» REQUIRED WORK: Using the data below, copy every line that contains the word "this".

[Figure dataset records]
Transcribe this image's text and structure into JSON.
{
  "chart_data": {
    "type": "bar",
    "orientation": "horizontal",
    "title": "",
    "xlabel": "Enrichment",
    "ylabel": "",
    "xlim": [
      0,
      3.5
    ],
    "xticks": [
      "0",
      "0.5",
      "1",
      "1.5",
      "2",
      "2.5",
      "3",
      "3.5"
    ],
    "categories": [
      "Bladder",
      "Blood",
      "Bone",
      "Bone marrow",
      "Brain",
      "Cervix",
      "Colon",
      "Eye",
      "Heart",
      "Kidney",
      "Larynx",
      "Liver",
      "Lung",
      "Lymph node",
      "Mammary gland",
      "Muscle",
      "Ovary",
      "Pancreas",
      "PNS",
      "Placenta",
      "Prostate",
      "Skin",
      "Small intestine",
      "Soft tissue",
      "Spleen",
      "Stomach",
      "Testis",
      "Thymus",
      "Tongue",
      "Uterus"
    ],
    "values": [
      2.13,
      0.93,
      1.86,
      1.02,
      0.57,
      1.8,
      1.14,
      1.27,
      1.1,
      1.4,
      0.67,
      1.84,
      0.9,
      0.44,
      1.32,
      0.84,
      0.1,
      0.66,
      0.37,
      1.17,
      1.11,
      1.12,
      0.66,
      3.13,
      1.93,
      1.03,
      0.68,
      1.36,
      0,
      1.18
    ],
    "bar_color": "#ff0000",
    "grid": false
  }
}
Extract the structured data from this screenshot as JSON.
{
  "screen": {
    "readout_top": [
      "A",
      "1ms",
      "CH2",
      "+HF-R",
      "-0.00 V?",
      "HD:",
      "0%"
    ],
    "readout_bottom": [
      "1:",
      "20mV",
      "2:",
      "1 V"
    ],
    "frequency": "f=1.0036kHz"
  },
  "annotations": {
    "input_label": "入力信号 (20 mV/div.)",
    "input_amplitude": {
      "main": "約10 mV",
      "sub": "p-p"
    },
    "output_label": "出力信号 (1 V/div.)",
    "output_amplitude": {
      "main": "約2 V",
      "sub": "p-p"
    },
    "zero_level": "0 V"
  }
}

» REPLY TO THE TASK:
Transcribe this image's text and structure into JSON.
Extract the structured data from this screenshot as JSON.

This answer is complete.